#### [Exercise]
Gather, from the data below, each line in which the word "일반선택" occurs.

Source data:

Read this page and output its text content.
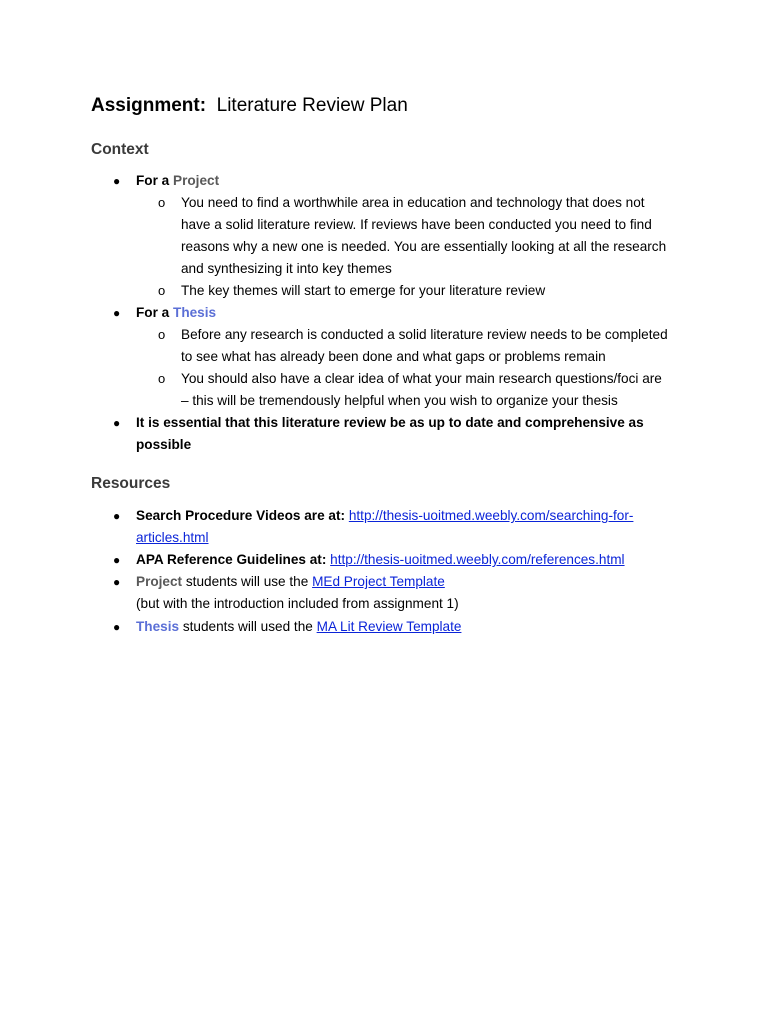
Assignment: Literature Review Plan
Context
● For a Project
o You need to find a worthwhile area in education and technology that does not
have a solid literature review. If reviews have been conducted you need to find
reasons why a new one is needed. You are essentially looking at all the research
and synthesizing it into key themes
o The key themes will start to emerge for your literature review
● For a Thesis
o Before any research is conducted a solid literature review needs to be completed
to see what has already been done and what gaps or problems remain
o You should also have a clear idea of what your main research questions/foci are
– this will be tremendously helpful when you wish to organize your thesis
● It is essential that this literature review be as up to date and comprehensive as
possible
Resources
● Search Procedure Videos are at: http://thesis-uoitmed.weebly.com/searching-for-
articles.html
● APA Reference Guidelines at: http://thesis-uoitmed.weebly.com/references.html
● Project students will use the MEd Project Template
(but with the introduction included from assignment 1)
● Thesis students will used the MA Lit Review Template
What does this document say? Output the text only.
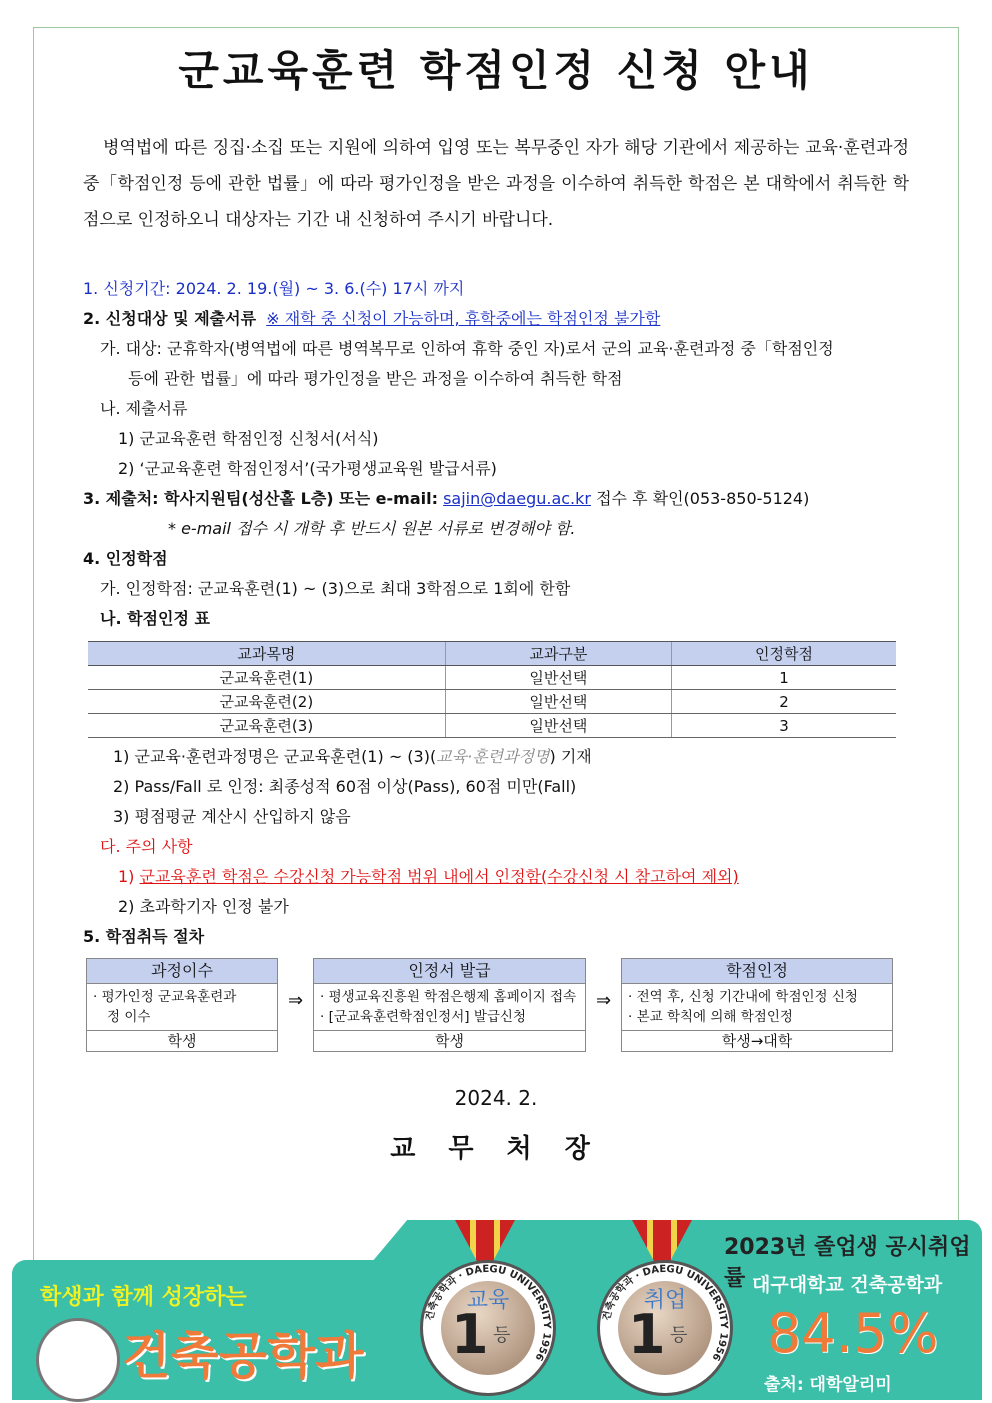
군교육훈련 학점인정 신청 안내
병역법에 따른 징집·소집 또는 지원에 의하여 입영 또는 복무중인 자가 해당 기관에서 제공하는 교육·훈련과정 중「학점인정 등에 관한 법률」에 따라 평가인정을 받은 과정을 이수하여 취득한 학점은 본 대학에서 취득한 학점으로 인정하오니 대상자는 기간 내 신청하여 주시기 바랍니다.
1. 신청기간: 2024. 2. 19.(월) ~ 3. 6.(수) 17시 까지
2. 신청대상 및 제출서류 ※ 재학 중 신청이 가능하며, 휴학중에는 학점인정 불가함
가. 대상: 군휴학자(병역법에 따른 병역복무로 인하여 휴학 중인 자)로서 군의 교육·훈련과정 중「학점인정
등에 관한 법률」에 따라 평가인정을 받은 과정을 이수하여 취득한 학점
나. 제출서류
1) 군교육훈련 학점인정 신청서(서식)
2) ‘군교육훈련 학점인정서’(국가평생교육원 발급서류)
3. 제출처: 학사지원팀(성산홀 L층) 또는 e-mail: sajin@daegu.ac.kr 접수 후 확인(053-850-5124)
* e-mail 접수 시 개학 후 반드시 원본 서류로 변경해야 함.
4. 인정학점
가. 인정학점: 군교육훈련(1) ~ (3)으로 최대 3학점으로 1회에 한함
나. 학점인정 표
교과목명	교과구분	인정학점
군교육훈련(1)	일반선택	1
군교육훈련(2)	일반선택	2
군교육훈련(3)	일반선택	3
1) 군교육·훈련과정명은 군교육훈련(1) ~ (3)(교육·훈련과정명) 기재
2) Pass/Fall 로 인정: 최종성적 60점 이상(Pass), 60점 미만(Fall)
3) 평점평균 계산시 산입하지 않음
다. 주의 사항
1) 군교육훈련 학점은 수강신청 가능학점 범위 내에서 인정함(수강신청 시 참고하여 제외)
2) 초과학기자 인정 불가
5. 학점취득 절차
과정이수
· 평가인정 군교육훈련과
정 이수
학생
⇒
인정서 발급
· 평생교육진흥원 학점은행제 홈페이지 접속
· [군교육훈련학점인정서] 발급신청
학생
⇒
학점인정
· 전역 후, 신청 기간내에 학점인정 신청
· 본교 학칙에 의해 학점인정
학생→대학
2024. 2.
교 무 처 장
학생과 함께 성장하는
건축공학과
건축공학과 · DAEGU UNIVERSITY 1956
교육
1 등
건축공학과 · DAEGU UNIVERSITY 1956
취업
1 등
2023년 졸업생 공시취업률 대구대학교 건축공학과
84.5%
출처: 대학알리미
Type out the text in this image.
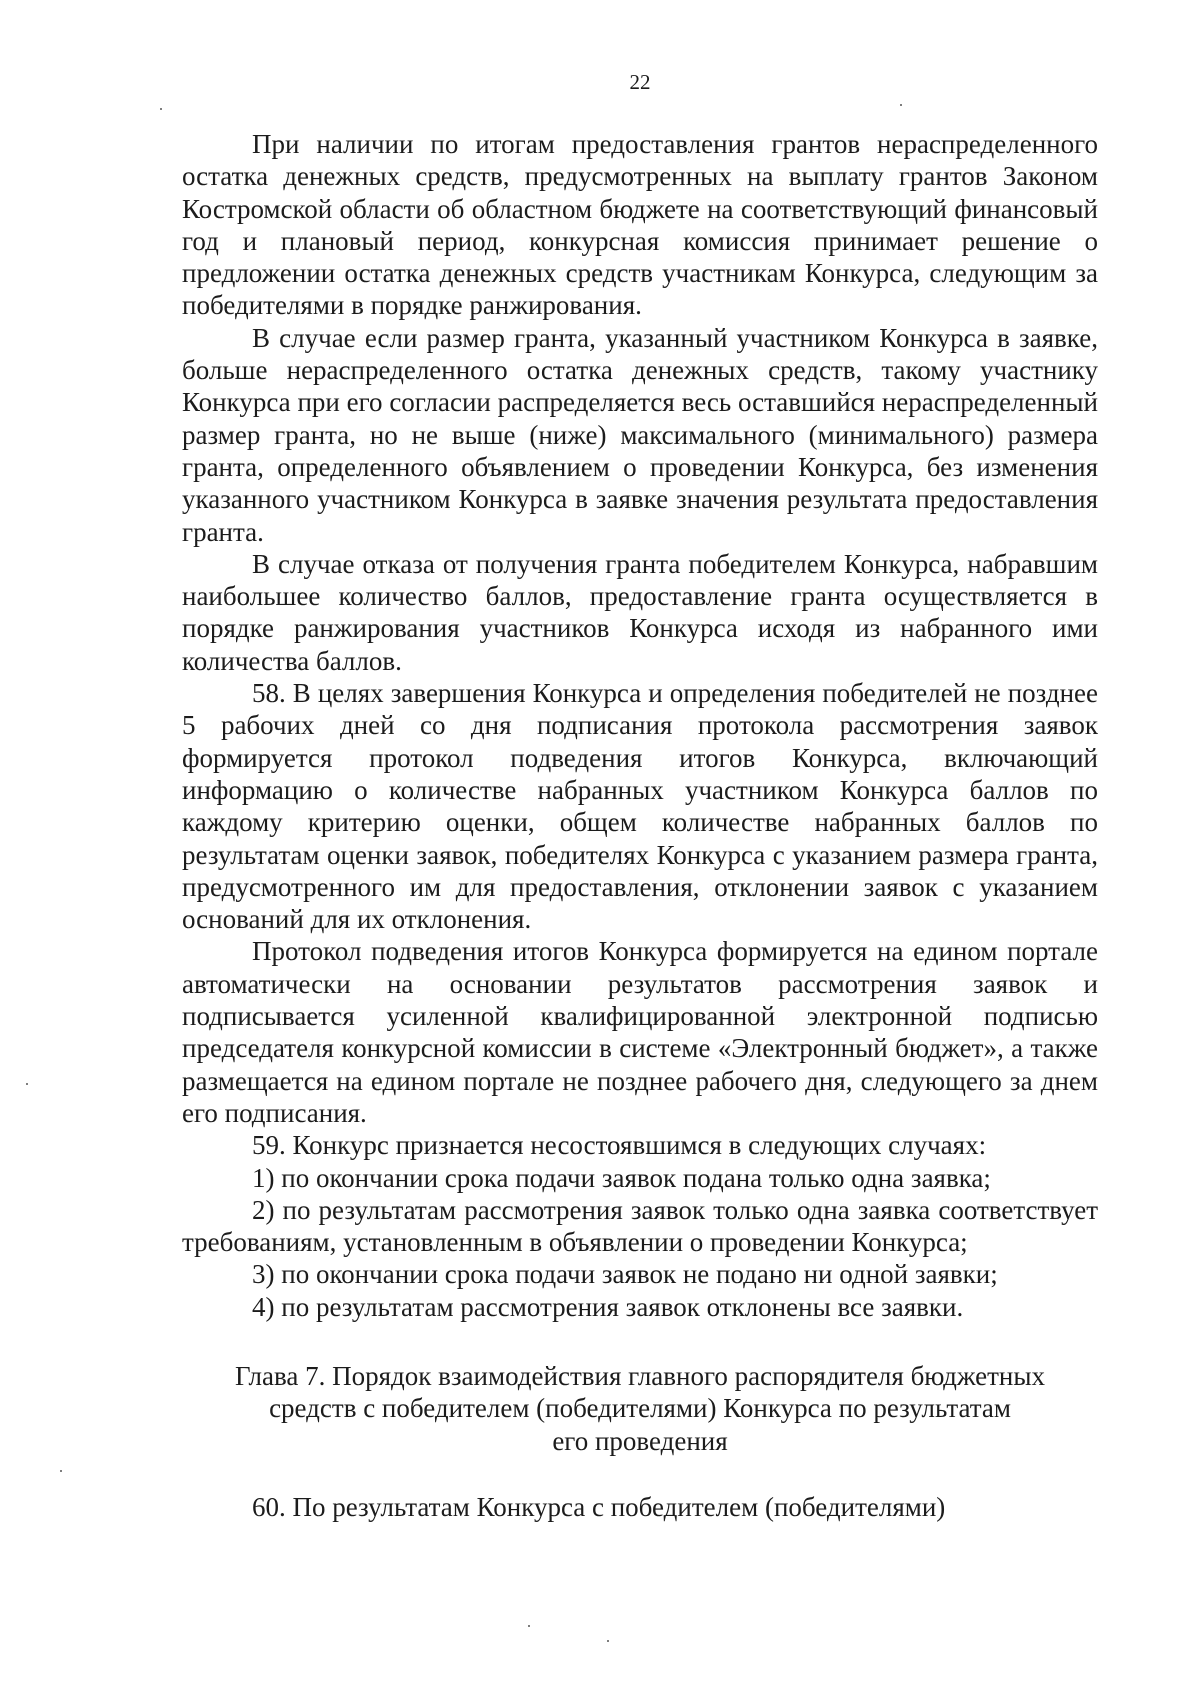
22

При наличии по итогам предоставления грантов нераспределенного остатка денежных средств, предусмотренных на выплату грантов Законом Костромской области об областном бюджете на соответствующий финансовый год и плановый период, конкурсная комиссия принимает решение о предложении остатка денежных средств участникам Конкурса, следующим за победителями в порядке ранжирования.

В случае если размер гранта, указанный участником Конкурса в заявке, больше нераспределенного остатка денежных средств, такому участнику Конкурса при его согласии распределяется весь оставшийся нераспределенный размер гранта, но не выше (ниже) максимального (минимального) размера гранта, определенного объявлением о проведении Конкурса, без изменения указанного участником Конкурса в заявке значения результата предоставления гранта.

В случае отказа от получения гранта победителем Конкурса, набравшим наибольшее количество баллов, предоставление гранта осуществляется в порядке ранжирования участников Конкурса исходя из набранного ими количества баллов.

58. В целях завершения Конкурса и определения победителей не позднее 5 рабочих дней со дня подписания протокола рассмотрения заявок формируется протокол подведения итогов Конкурса, включающий информацию о количестве набранных участником Конкурса баллов по каждому критерию оценки, общем количестве набранных баллов по результатам оценки заявок, победителях Конкурса с указанием размера гранта, предусмотренного им для предоставления, отклонении заявок с указанием оснований для их отклонения.

Протокол подведения итогов Конкурса формируется на едином портале автоматически на основании результатов рассмотрения заявок и подписывается усиленной квалифицированной электронной подписью председателя конкурсной комиссии в системе «Электронный бюджет», а также размещается на едином портале не позднее рабочего дня, следующего за днем его подписания.

59. Конкурс признается несостоявшимся в следующих случаях:

1) по окончании срока подачи заявок подана только одна заявка;

2) по результатам рассмотрения заявок только одна заявка соответствует требованиям, установленным в объявлении о проведении Конкурса;

3) по окончании срока подачи заявок не подано ни одной заявки;

4) по результатам рассмотрения заявок отклонены все заявки.

Глава 7. Порядок взаимодействия главного распорядителя бюджетных
средств с победителем (победителями) Конкурса по результатам
его проведения

60. По результатам Конкурса с победителем (победителями)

#### [Reply to the task]
군교육훈련(1)	일반선택	1
군교육훈련(2)	일반선택	2
군교육훈련(3)	일반선택	3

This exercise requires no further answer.